▶ RECORD LIST:
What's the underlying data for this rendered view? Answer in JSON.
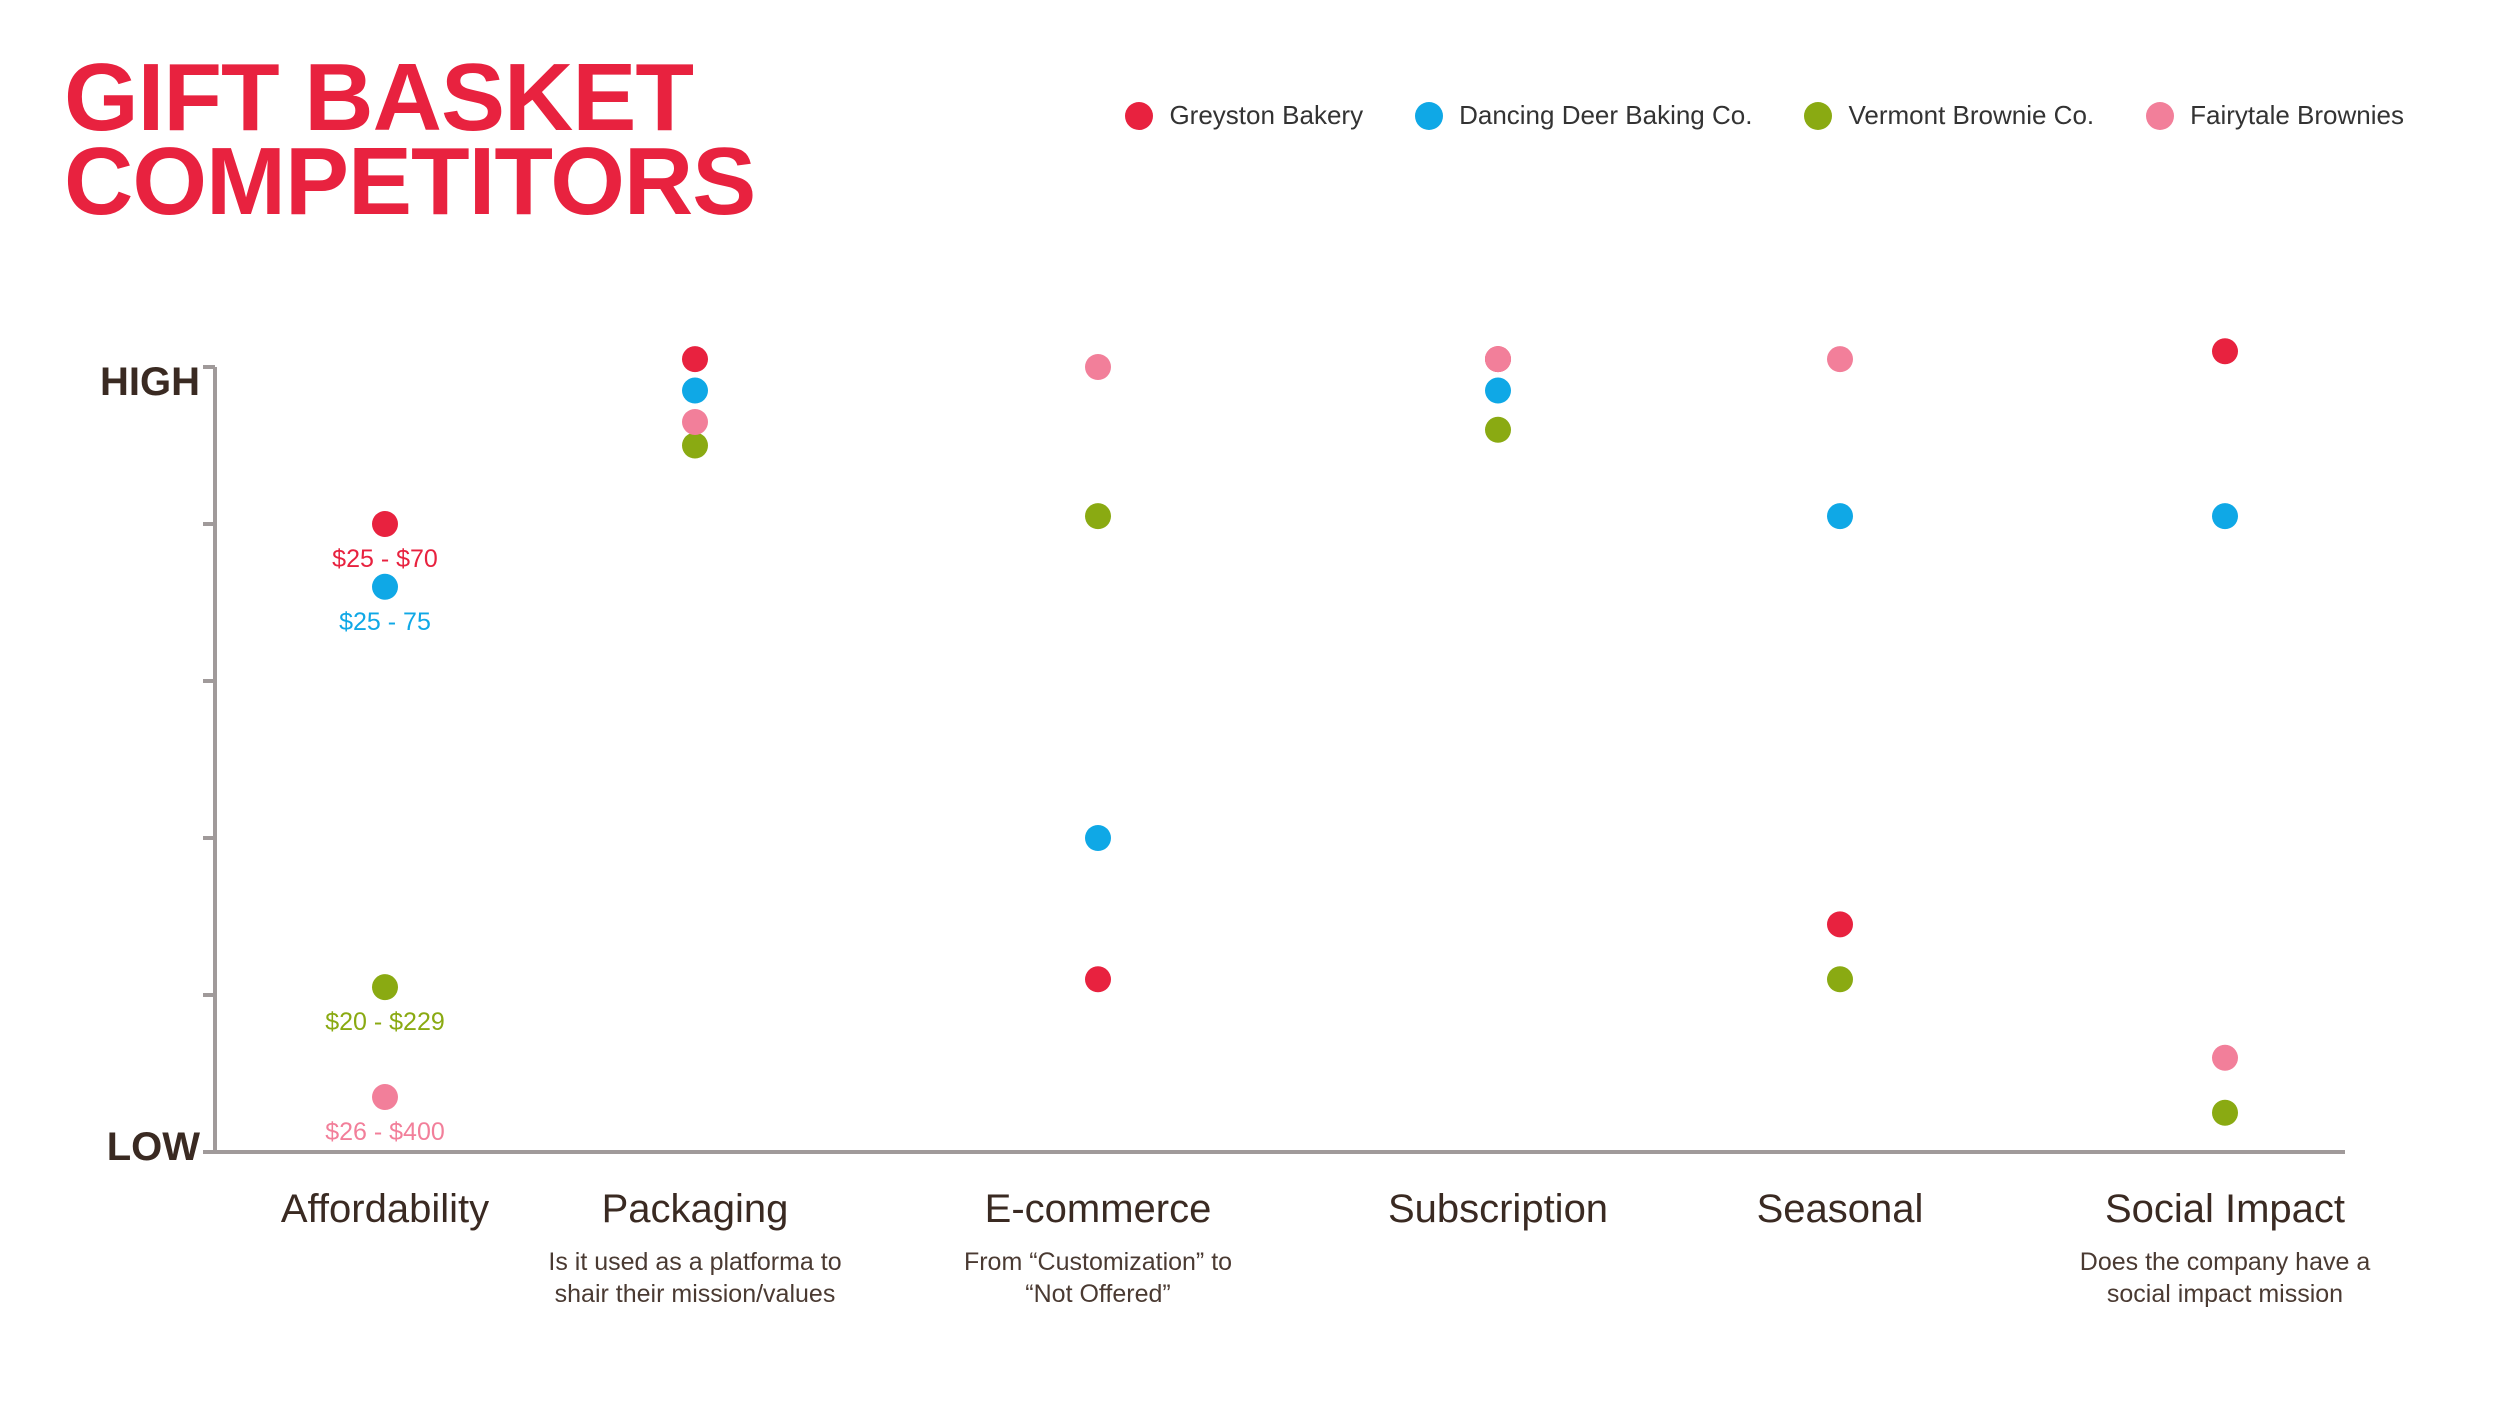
{
  "title": {
    "line1": "GIFT BASKET",
    "line2": "COMPETITORS"
  },
  "colors": {
    "title": "#e8223f",
    "axis": "#a09a9a",
    "text": "#3a2a22",
    "greyston": "#e8223f",
    "dancing_deer": "#0fa8e6",
    "vermont": "#8aaa12",
    "fairytale": "#f27f9a"
  },
  "chart_data": {
    "type": "scatter",
    "title": "GIFT BASKET COMPETITORS",
    "y_axis": {
      "high_label": "HIGH",
      "low_label": "LOW",
      "ylim": [
        0,
        100
      ],
      "ticks": [
        0,
        20,
        40,
        60,
        80,
        100
      ]
    },
    "legend_position": "top-right",
    "grid": false,
    "categories": [
      {
        "name": "Affordability",
        "subtitle": []
      },
      {
        "name": "Packaging",
        "subtitle": [
          "Is it used as a platforma to",
          "shair their mission/values"
        ]
      },
      {
        "name": "E-commerce",
        "subtitle": [
          "From “Customization” to",
          "“Not Offered”"
        ]
      },
      {
        "name": "Subscription",
        "subtitle": []
      },
      {
        "name": "Seasonal",
        "subtitle": []
      },
      {
        "name": "Social Impact",
        "subtitle": [
          "Does the company have a",
          "social impact mission"
        ]
      }
    ],
    "series": [
      {
        "name": "Greyston Bakery",
        "color_key": "greyston",
        "values": [
          80,
          101,
          22,
          101,
          29,
          102
        ],
        "labels": [
          "$25 - $70",
          null,
          null,
          null,
          null,
          null
        ]
      },
      {
        "name": "Dancing Deer Baking Co.",
        "color_key": "dancing_deer",
        "values": [
          72,
          97,
          40,
          97,
          81,
          81
        ],
        "labels": [
          "$25 - 75",
          null,
          null,
          null,
          null,
          null
        ]
      },
      {
        "name": "Vermont Brownie Co.",
        "color_key": "vermont",
        "values": [
          21,
          90,
          81,
          92,
          22,
          5
        ],
        "labels": [
          "$20 - $229",
          null,
          null,
          null,
          null,
          null
        ]
      },
      {
        "name": "Fairytale Brownies",
        "color_key": "fairytale",
        "values": [
          7,
          93,
          100,
          101,
          101,
          12
        ],
        "labels": [
          "$26 - $400",
          null,
          null,
          null,
          null,
          null
        ]
      }
    ]
  }
}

▶ AIM OF THE EXERCISE: Leaving all pictures aside, quote each record exactly.

▶ ANSWER FOR THIS EXERCISE:
What's the underlying data for this rendered view? Answer in JSON.
{
  "title": {
    "line1": "GIFT BASKET",
    "line2": "COMPETITORS"
  },
  "colors": {
    "title": "#e8223f",
    "axis": "#a09a9a",
    "text": "#3a2a22",
    "greyston": "#e8223f",
    "dancing_deer": "#0fa8e6",
    "vermont": "#8aaa12",
    "fairytale": "#f27f9a"
  },
  "chart_data": {
    "type": "scatter",
    "title": "GIFT BASKET COMPETITORS",
    "y_axis": {
      "high_label": "HIGH",
      "low_label": "LOW",
      "ylim": [
        0,
        100
      ],
      "ticks": [
        0,
        20,
        40,
        60,
        80,
        100
      ]
    },
    "legend_position": "top-right",
    "grid": false,
    "categories": [
      {
        "name": "Affordability",
        "subtitle": []
      },
      {
        "name": "Packaging",
        "subtitle": [
          "Is it used as a platforma to",
          "shair their mission/values"
        ]
      },
      {
        "name": "E-commerce",
        "subtitle": [
          "From “Customization” to",
          "“Not Offered”"
        ]
      },
      {
        "name": "Subscription",
        "subtitle": []
      },
      {
        "name": "Seasonal",
        "subtitle": []
      },
      {
        "name": "Social Impact",
        "subtitle": [
          "Does the company have a",
          "social impact mission"
        ]
      }
    ],
    "series": [
      {
        "name": "Greyston Bakery",
        "color_key": "greyston",
        "values": [
          80,
          101,
          22,
          101,
          29,
          102
        ],
        "labels": [
          "$25 - $70",
          null,
          null,
          null,
          null,
          null
        ]
      },
      {
        "name": "Dancing Deer Baking Co.",
        "color_key": "dancing_deer",
        "values": [
          72,
          97,
          40,
          97,
          81,
          81
        ],
        "labels": [
          "$25 - 75",
          null,
          null,
          null,
          null,
          null
        ]
      },
      {
        "name": "Vermont Brownie Co.",
        "color_key": "vermont",
        "values": [
          21,
          90,
          81,
          92,
          22,
          5
        ],
        "labels": [
          "$20 - $229",
          null,
          null,
          null,
          null,
          null
        ]
      },
      {
        "name": "Fairytale Brownies",
        "color_key": "fairytale",
        "values": [
          7,
          93,
          100,
          101,
          101,
          12
        ],
        "labels": [
          "$26 - $400",
          null,
          null,
          null,
          null,
          null
        ]
      }
    ]
  }
}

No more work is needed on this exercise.